> _Dataset entries on figures_
+++++

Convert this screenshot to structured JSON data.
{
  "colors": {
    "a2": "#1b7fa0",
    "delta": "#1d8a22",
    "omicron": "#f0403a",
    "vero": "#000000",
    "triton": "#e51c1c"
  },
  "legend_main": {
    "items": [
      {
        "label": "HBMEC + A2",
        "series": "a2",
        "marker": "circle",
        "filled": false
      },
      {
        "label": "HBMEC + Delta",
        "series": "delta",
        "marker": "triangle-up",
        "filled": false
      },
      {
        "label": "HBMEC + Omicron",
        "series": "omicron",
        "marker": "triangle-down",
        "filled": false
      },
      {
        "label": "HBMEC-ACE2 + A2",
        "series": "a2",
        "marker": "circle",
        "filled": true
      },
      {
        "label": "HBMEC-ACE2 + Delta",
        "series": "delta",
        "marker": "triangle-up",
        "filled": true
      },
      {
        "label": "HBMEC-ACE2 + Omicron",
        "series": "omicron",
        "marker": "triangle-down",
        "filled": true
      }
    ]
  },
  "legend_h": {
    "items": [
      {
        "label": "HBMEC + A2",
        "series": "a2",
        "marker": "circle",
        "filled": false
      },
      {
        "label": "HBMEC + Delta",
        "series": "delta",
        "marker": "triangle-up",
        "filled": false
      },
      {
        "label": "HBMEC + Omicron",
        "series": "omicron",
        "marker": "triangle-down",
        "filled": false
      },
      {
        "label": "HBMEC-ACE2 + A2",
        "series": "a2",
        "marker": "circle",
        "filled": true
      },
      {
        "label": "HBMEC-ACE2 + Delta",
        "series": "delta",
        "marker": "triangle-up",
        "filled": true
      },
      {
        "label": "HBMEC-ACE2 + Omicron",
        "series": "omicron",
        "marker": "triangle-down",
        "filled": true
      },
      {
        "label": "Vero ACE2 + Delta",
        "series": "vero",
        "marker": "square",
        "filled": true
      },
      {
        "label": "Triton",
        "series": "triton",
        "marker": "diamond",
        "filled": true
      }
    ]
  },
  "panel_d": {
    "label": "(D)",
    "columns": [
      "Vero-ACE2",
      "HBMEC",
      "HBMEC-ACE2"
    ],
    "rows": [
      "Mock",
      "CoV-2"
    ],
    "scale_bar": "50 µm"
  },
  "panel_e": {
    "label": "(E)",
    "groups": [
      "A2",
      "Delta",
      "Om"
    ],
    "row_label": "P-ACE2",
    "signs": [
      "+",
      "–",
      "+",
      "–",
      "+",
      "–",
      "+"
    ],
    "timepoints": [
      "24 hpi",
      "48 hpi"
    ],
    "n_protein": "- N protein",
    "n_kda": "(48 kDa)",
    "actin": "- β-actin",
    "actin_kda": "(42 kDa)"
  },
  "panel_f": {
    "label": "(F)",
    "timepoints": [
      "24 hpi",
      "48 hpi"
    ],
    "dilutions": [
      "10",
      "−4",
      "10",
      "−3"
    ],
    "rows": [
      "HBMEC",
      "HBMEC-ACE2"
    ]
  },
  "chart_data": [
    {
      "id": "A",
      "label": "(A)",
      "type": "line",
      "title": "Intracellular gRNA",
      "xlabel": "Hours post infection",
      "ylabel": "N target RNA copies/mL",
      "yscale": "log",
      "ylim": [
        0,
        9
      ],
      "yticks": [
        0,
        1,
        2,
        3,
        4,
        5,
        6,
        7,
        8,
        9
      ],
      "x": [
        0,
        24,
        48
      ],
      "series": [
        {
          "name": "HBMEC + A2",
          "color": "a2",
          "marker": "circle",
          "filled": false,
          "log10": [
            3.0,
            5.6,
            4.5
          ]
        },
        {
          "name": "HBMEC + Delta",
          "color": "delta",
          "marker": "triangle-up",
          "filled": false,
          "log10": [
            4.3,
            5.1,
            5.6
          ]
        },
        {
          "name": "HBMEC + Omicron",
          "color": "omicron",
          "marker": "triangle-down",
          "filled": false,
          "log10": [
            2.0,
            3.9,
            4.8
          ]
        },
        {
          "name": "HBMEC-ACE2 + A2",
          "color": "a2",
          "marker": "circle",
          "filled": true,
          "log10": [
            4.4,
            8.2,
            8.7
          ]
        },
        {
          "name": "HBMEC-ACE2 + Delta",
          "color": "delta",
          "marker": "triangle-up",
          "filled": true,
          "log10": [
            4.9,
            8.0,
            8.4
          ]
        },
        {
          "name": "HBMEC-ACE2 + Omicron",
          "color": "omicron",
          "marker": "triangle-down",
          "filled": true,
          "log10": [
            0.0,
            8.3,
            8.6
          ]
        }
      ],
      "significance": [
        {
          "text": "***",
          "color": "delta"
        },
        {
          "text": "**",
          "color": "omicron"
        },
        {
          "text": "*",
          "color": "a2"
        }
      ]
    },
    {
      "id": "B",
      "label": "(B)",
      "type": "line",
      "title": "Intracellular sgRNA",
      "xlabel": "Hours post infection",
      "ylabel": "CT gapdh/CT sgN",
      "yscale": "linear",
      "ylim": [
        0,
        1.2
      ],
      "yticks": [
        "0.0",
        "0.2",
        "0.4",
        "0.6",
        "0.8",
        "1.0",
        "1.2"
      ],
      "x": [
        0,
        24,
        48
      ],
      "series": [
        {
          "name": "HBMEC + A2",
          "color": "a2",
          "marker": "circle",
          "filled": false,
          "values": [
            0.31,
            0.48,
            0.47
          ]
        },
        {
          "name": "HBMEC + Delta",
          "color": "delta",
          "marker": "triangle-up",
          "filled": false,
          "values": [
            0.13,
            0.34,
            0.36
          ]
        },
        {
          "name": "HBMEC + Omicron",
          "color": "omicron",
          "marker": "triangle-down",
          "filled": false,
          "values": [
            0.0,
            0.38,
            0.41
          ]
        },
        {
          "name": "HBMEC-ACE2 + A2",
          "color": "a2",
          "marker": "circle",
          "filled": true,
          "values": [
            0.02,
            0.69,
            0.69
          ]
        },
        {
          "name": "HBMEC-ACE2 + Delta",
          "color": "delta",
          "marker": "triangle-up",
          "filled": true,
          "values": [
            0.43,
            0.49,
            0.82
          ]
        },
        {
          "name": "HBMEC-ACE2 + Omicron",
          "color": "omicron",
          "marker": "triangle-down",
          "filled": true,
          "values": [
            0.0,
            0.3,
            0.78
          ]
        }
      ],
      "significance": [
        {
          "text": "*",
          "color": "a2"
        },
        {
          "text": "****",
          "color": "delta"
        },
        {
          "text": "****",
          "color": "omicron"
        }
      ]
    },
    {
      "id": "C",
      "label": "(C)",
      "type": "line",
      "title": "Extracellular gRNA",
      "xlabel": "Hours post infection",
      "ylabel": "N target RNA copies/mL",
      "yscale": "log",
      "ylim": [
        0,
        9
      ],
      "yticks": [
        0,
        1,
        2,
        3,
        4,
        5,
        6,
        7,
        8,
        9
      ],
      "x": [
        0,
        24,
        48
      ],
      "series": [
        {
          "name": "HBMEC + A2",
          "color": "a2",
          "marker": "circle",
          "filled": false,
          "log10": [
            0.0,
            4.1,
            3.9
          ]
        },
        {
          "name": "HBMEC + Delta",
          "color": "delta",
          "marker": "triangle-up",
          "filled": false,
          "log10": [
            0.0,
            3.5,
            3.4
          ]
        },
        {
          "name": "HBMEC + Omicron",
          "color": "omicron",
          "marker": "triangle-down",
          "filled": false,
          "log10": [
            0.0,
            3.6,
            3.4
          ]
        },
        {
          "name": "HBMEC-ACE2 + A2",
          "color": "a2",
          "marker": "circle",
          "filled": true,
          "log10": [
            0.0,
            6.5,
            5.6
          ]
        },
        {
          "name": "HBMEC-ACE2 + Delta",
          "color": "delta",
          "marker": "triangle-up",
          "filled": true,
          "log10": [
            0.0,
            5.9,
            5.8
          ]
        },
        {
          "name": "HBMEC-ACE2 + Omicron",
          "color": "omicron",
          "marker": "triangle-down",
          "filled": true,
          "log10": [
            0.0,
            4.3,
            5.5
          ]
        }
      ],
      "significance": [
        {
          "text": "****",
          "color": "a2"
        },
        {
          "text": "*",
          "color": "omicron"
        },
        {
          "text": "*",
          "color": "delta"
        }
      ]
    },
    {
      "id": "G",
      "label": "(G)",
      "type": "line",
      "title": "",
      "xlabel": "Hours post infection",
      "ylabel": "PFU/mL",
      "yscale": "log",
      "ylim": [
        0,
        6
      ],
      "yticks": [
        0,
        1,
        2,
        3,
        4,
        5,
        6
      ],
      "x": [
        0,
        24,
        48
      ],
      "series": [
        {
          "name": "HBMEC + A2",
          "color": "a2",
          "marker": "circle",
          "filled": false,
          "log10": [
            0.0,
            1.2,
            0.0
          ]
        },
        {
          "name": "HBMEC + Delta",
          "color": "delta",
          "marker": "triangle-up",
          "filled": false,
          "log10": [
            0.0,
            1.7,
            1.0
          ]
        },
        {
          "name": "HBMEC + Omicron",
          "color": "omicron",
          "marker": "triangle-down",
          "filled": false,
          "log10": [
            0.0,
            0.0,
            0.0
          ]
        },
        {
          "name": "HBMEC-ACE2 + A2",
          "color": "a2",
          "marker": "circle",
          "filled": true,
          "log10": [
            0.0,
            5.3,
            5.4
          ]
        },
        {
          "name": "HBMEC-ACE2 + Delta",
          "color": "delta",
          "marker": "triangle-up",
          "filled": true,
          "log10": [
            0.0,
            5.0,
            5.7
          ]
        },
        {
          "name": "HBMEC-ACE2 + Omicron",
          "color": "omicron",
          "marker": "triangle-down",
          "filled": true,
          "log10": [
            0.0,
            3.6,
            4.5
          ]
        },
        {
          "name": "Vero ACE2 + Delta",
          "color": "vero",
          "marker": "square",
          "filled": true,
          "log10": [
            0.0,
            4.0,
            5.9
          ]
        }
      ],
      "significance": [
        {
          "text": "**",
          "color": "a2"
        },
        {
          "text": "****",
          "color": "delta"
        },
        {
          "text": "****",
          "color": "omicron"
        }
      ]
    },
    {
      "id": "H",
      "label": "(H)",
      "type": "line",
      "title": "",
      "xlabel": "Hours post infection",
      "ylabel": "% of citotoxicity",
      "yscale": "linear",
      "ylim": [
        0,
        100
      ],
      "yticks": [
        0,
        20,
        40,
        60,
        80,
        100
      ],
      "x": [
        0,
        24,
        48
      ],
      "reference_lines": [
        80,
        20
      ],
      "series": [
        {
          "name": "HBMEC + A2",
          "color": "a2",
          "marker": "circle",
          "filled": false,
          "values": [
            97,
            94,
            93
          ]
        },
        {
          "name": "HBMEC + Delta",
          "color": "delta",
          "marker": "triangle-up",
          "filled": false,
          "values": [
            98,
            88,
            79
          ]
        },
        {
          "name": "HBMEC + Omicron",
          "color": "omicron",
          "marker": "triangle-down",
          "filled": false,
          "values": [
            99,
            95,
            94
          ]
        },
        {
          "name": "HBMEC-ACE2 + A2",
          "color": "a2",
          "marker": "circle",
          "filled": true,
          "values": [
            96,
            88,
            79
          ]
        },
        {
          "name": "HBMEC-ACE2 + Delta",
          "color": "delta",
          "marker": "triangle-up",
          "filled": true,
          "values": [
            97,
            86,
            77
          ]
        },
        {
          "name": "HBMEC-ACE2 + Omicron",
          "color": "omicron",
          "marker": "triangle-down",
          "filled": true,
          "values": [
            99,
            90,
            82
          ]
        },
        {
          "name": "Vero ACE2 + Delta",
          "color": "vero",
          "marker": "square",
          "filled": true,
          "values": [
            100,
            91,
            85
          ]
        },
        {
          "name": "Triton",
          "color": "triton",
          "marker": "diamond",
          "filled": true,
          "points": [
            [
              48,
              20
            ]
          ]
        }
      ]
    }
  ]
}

+++++

> _Prompt_
Identify the lines above with the word "ylabel". Copy them.

> _Response_
      "ylabel": "N target RNA copies/mL",
      "ylabel": "CT gapdh/CT sgN",
      "ylabel": "N target RNA copies/mL",
      "ylabel": "PFU/mL",
      "ylabel": "% of citotoxicity",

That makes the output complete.